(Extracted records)
■ ■ ■ ■ ■
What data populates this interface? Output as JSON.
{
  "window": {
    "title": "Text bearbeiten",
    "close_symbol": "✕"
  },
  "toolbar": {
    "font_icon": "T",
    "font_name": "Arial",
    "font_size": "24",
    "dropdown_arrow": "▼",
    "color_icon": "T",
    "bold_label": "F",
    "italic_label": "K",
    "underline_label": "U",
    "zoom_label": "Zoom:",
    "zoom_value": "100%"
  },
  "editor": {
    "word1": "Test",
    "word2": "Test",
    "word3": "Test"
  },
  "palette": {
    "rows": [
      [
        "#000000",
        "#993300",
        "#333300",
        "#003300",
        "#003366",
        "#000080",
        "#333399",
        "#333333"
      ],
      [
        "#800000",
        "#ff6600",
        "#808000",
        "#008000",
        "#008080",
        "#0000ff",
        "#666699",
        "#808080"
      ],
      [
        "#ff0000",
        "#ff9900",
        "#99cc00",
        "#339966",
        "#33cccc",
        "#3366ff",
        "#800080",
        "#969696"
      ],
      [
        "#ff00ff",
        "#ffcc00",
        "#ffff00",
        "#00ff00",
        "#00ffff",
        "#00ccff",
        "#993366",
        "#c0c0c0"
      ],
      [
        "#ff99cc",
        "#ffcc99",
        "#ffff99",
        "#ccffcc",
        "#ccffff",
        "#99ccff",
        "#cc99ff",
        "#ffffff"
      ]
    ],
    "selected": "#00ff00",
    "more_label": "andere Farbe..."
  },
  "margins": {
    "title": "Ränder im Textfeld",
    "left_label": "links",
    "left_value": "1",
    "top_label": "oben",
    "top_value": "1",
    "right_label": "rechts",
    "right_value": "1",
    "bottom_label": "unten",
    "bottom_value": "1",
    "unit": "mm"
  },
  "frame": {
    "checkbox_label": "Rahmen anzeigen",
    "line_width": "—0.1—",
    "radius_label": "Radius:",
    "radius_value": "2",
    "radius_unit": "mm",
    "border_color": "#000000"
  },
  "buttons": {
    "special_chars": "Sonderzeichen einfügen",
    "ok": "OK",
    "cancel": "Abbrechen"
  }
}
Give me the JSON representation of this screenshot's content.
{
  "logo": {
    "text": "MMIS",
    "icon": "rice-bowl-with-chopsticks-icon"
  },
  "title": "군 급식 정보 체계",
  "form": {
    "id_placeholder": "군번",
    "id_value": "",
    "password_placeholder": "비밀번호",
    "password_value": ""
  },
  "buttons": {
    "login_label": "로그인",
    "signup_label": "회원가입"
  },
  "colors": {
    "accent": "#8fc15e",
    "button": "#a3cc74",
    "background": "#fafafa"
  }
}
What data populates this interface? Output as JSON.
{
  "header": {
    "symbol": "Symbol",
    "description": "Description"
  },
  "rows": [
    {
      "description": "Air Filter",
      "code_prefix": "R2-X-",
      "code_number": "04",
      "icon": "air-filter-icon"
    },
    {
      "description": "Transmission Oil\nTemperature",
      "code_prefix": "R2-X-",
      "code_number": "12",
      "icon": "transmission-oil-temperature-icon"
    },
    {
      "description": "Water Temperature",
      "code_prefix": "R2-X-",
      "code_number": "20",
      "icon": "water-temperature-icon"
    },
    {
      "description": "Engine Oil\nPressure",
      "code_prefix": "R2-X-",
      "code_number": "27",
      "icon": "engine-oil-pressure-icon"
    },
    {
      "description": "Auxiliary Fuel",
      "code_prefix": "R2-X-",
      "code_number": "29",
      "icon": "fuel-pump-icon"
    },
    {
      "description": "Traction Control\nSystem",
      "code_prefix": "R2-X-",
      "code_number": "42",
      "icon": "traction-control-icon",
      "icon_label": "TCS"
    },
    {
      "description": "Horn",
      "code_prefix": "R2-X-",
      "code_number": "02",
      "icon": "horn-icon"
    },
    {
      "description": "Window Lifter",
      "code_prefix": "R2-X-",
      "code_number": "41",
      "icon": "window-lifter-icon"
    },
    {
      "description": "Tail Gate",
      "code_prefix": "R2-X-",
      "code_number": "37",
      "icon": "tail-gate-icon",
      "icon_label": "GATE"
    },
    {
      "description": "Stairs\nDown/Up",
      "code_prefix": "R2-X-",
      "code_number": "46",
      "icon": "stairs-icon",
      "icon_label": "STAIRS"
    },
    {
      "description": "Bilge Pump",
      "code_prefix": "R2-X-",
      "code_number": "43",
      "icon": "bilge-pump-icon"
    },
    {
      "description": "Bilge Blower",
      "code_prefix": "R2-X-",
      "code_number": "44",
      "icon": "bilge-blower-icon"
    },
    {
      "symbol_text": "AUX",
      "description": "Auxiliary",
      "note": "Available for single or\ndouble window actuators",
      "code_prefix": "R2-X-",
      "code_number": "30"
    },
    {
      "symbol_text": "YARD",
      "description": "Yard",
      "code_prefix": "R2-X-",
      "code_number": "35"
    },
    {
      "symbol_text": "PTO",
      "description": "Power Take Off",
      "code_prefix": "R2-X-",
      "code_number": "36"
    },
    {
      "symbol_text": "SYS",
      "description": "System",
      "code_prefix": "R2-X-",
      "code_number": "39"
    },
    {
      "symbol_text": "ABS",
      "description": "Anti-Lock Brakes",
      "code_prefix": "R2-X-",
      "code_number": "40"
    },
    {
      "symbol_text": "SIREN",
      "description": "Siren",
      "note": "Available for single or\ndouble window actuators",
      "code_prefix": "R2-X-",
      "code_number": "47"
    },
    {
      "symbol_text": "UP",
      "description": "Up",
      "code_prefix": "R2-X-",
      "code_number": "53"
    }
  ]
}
■ ■ ■ ■ ■
Stated goal. Extract every record and return it verbatim.

Answer to this task.
What data populates this interface? Output as JSON.
{
  "window": {
    "title": "Text bearbeiten",
    "close_symbol": "✕"
  },
  "toolbar": {
    "font_icon": "T",
    "font_name": "Arial",
    "font_size": "24",
    "dropdown_arrow": "▼",
    "color_icon": "T",
    "bold_label": "F",
    "italic_label": "K",
    "underline_label": "U",
    "zoom_label": "Zoom:",
    "zoom_value": "100%"
  },
  "editor": {
    "word1": "Test",
    "word2": "Test",
    "word3": "Test"
  },
  "palette": {
    "rows": [
      [
        "#000000",
        "#993300",
        "#333300",
        "#003300",
        "#003366",
        "#000080",
        "#333399",
        "#333333"
      ],
      [
        "#800000",
        "#ff6600",
        "#808000",
        "#008000",
        "#008080",
        "#0000ff",
        "#666699",
        "#808080"
      ],
      [
        "#ff0000",
        "#ff9900",
        "#99cc00",
        "#339966",
        "#33cccc",
        "#3366ff",
        "#800080",
        "#969696"
      ],
      [
        "#ff00ff",
        "#ffcc00",
        "#ffff00",
        "#00ff00",
        "#00ffff",
        "#00ccff",
        "#993366",
        "#c0c0c0"
      ],
      [
        "#ff99cc",
        "#ffcc99",
        "#ffff99",
        "#ccffcc",
        "#ccffff",
        "#99ccff",
        "#cc99ff",
        "#ffffff"
      ]
    ],
    "selected": "#00ff00",
    "more_label": "andere Farbe..."
  },
  "margins": {
    "title": "Ränder im Textfeld",
    "left_label": "links",
    "left_value": "1",
    "top_label": "oben",
    "top_value": "1",
    "right_label": "rechts",
    "right_value": "1",
    "bottom_label": "unten",
    "bottom_value": "1",
    "unit": "mm"
  },
  "frame": {
    "checkbox_label": "Rahmen anzeigen",
    "line_width": "—0.1—",
    "radius_label": "Radius:",
    "radius_value": "2",
    "radius_unit": "mm",
    "border_color": "#000000"
  },
  "buttons": {
    "special_chars": "Sonderzeichen einfügen",
    "ok": "OK",
    "cancel": "Abbrechen"
  }
}
Give me the JSON representation of this screenshot's content.
{
  "logo": {
    "text": "MMIS",
    "icon": "rice-bowl-with-chopsticks-icon"
  },
  "title": "군 급식 정보 체계",
  "form": {
    "id_placeholder": "군번",
    "id_value": "",
    "password_placeholder": "비밀번호",
    "password_value": ""
  },
  "buttons": {
    "login_label": "로그인",
    "signup_label": "회원가입"
  },
  "colors": {
    "accent": "#8fc15e",
    "button": "#a3cc74",
    "background": "#fafafa"
  }
}
What data populates this interface? Output as JSON.
{
  "header": {
    "symbol": "Symbol",
    "description": "Description"
  },
  "rows": [
    {
      "description": "Air Filter",
      "code_prefix": "R2-X-",
      "code_number": "04",
      "icon": "air-filter-icon"
    },
    {
      "description": "Transmission Oil\nTemperature",
      "code_prefix": "R2-X-",
      "code_number": "12",
      "icon": "transmission-oil-temperature-icon"
    },
    {
      "description": "Water Temperature",
      "code_prefix": "R2-X-",
      "code_number": "20",
      "icon": "water-temperature-icon"
    },
    {
      "description": "Engine Oil\nPressure",
      "code_prefix": "R2-X-",
      "code_number": "27",
      "icon": "engine-oil-pressure-icon"
    },
    {
      "description": "Auxiliary Fuel",
      "code_prefix": "R2-X-",
      "code_number": "29",
      "icon": "fuel-pump-icon"
    },
    {
      "description": "Traction Control\nSystem",
      "code_prefix": "R2-X-",
      "code_number": "42",
      "icon": "traction-control-icon",
      "icon_label": "TCS"
    },
    {
      "description": "Horn",
      "code_prefix": "R2-X-",
      "code_number": "02",
      "icon": "horn-icon"
    },
    {
      "description": "Window Lifter",
      "code_prefix": "R2-X-",
      "code_number": "41",
      "icon": "window-lifter-icon"
    },
    {
      "description": "Tail Gate",
      "code_prefix": "R2-X-",
      "code_number": "37",
      "icon": "tail-gate-icon",
      "icon_label": "GATE"
    },
    {
      "description": "Stairs\nDown/Up",
      "code_prefix": "R2-X-",
      "code_number": "46",
      "icon": "stairs-icon",
      "icon_label": "STAIRS"
    },
    {
      "description": "Bilge Pump",
      "code_prefix": "R2-X-",
      "code_number": "43",
      "icon": "bilge-pump-icon"
    },
    {
      "description": "Bilge Blower",
      "code_prefix": "R2-X-",
      "code_number": "44",
      "icon": "bilge-blower-icon"
    },
    {
      "symbol_text": "AUX",
      "description": "Auxiliary",
      "note": "Available for single or\ndouble window actuators",
      "code_prefix": "R2-X-",
      "code_number": "30"
    },
    {
      "symbol_text": "YARD",
      "description": "Yard",
      "code_prefix": "R2-X-",
      "code_number": "35"
    },
    {
      "symbol_text": "PTO",
      "description": "Power Take Off",
      "code_prefix": "R2-X-",
      "code_number": "36"
    },
    {
      "symbol_text": "SYS",
      "description": "System",
      "code_prefix": "R2-X-",
      "code_number": "39"
    },
    {
      "symbol_text": "ABS",
      "description": "Anti-Lock Brakes",
      "code_prefix": "R2-X-",
      "code_number": "40"
    },
    {
      "symbol_text": "SIREN",
      "description": "Siren",
      "note": "Available for single or\ndouble window actuators",
      "code_prefix": "R2-X-",
      "code_number": "47"
    },
    {
      "symbol_text": "UP",
      "description": "Up",
      "code_prefix": "R2-X-",
      "code_number": "53"
    }
  ]
}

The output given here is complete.